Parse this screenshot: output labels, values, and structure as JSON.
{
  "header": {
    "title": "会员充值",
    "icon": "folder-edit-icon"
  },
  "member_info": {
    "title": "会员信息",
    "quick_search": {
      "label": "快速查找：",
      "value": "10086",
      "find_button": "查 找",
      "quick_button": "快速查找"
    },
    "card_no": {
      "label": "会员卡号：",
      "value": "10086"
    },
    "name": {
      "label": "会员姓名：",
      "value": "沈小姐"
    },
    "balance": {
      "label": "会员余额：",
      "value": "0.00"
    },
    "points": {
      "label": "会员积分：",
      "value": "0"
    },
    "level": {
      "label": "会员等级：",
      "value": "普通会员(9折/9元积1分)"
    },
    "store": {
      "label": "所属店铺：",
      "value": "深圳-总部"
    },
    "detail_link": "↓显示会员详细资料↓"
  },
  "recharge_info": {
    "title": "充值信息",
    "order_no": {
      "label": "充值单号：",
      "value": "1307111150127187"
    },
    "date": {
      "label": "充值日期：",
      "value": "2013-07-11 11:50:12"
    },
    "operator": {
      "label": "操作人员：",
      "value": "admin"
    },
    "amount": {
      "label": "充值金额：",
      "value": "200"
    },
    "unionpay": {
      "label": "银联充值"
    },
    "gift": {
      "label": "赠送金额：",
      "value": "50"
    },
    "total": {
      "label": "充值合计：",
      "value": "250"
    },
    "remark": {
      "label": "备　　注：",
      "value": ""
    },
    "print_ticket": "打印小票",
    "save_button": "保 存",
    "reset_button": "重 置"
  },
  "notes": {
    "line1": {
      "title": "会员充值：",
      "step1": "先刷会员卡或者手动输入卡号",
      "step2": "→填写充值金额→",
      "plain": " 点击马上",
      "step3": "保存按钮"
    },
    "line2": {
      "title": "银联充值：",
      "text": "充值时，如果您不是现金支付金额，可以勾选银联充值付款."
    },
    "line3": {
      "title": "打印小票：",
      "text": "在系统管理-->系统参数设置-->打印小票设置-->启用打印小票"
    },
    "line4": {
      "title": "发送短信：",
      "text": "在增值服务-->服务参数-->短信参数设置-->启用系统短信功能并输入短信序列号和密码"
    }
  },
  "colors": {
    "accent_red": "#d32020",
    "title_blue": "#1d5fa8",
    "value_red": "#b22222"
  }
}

» Given problem: Scan the material above. Copy each line where "text" occurs.

» Exercise result:
      "text": "充值时，如果您不是现金支付金额，可以勾选银联充值付款."
      "text": "在系统管理-->系统参数设置-->打印小票设置-->启用打印小票"
      "text": "在增值服务-->服务参数-->短信参数设置-->启用系统短信功能并输入短信序列号和密码"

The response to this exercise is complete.